■ **EXERCISE**
How many lines in the material contain the string "series"? Reply with the number alone.
== RECORDS FOR THIS TASK
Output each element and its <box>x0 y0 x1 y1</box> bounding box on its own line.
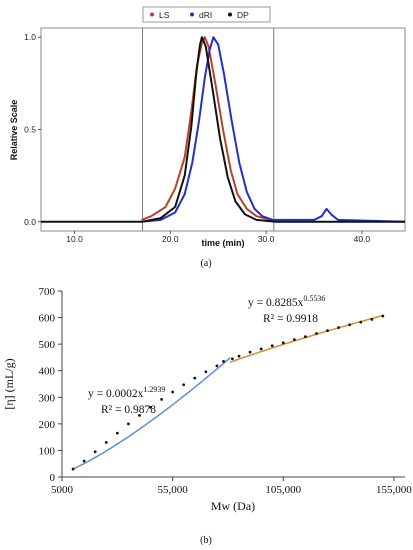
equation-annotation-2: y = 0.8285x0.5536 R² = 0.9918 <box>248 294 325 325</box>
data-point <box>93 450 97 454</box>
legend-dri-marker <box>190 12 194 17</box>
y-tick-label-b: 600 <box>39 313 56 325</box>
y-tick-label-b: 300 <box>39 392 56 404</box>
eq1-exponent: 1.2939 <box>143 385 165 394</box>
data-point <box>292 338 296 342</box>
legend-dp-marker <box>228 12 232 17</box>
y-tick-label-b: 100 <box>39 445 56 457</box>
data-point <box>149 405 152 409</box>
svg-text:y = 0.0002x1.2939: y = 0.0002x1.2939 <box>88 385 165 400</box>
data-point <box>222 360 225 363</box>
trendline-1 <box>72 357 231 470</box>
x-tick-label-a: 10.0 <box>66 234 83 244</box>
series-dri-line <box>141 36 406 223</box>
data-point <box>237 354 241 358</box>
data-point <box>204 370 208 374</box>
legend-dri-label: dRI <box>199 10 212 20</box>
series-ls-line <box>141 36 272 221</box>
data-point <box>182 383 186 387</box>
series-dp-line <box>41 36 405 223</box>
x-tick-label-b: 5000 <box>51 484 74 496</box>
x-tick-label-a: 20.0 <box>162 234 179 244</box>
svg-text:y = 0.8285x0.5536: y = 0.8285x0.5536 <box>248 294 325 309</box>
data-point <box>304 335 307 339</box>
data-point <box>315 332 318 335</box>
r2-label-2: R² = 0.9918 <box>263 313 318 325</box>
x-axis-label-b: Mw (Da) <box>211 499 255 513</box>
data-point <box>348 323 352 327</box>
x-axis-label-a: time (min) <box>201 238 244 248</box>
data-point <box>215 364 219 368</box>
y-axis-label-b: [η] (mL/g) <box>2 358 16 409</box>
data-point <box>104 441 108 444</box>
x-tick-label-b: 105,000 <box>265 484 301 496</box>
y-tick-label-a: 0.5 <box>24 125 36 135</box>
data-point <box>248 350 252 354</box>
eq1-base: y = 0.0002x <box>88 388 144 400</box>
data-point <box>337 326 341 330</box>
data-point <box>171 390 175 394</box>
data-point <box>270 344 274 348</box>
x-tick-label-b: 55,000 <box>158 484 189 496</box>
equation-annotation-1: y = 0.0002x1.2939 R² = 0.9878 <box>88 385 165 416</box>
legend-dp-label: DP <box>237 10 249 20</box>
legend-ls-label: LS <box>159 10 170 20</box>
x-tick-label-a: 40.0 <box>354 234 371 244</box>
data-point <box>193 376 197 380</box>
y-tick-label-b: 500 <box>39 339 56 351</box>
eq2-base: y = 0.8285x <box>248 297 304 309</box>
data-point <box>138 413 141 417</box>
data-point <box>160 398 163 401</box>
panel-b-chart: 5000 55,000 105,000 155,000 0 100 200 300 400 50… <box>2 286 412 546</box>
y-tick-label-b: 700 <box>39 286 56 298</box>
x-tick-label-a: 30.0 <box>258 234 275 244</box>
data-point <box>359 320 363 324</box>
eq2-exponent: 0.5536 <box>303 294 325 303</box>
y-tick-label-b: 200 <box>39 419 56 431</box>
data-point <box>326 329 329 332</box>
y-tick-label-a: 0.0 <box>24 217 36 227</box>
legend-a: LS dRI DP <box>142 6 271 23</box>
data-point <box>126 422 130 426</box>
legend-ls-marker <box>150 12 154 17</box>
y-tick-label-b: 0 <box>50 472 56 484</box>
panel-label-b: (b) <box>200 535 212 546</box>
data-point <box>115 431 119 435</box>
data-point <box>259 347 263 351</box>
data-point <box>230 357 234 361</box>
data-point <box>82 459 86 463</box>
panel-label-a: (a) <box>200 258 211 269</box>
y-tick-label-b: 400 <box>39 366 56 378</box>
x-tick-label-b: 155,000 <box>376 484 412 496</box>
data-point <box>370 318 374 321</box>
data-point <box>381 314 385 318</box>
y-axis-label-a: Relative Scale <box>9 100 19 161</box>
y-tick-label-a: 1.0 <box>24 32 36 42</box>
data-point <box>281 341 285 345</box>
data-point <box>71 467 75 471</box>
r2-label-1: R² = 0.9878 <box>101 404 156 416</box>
====
== RECORDS FOR THIS TASK
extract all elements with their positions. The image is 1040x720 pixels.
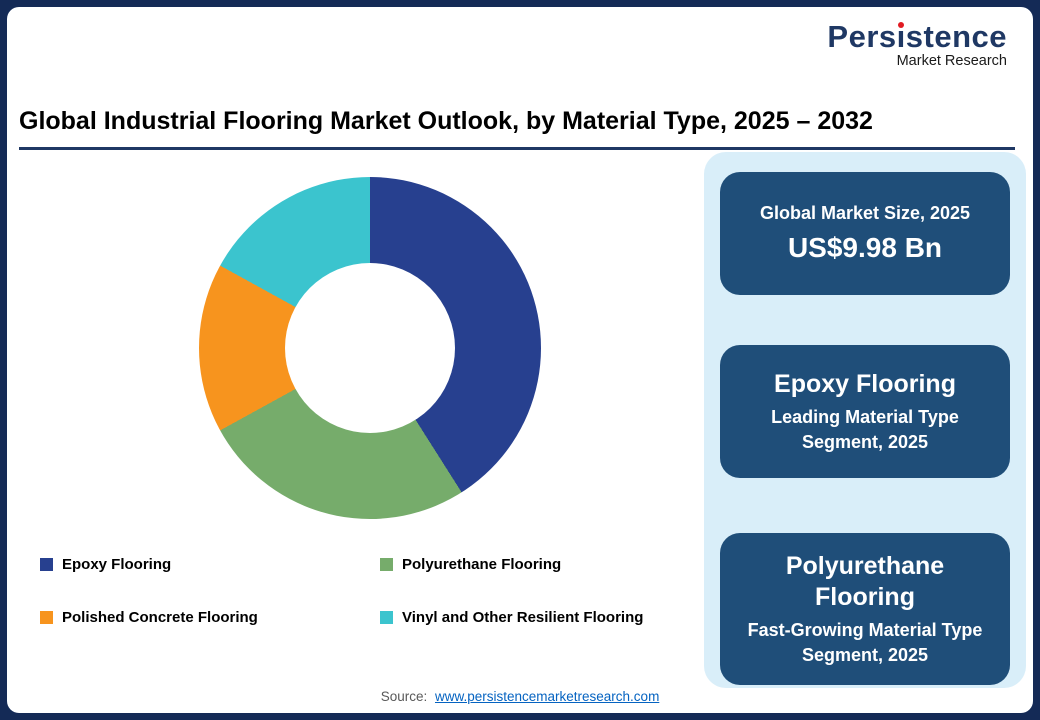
====
■ **SOLUTION**
3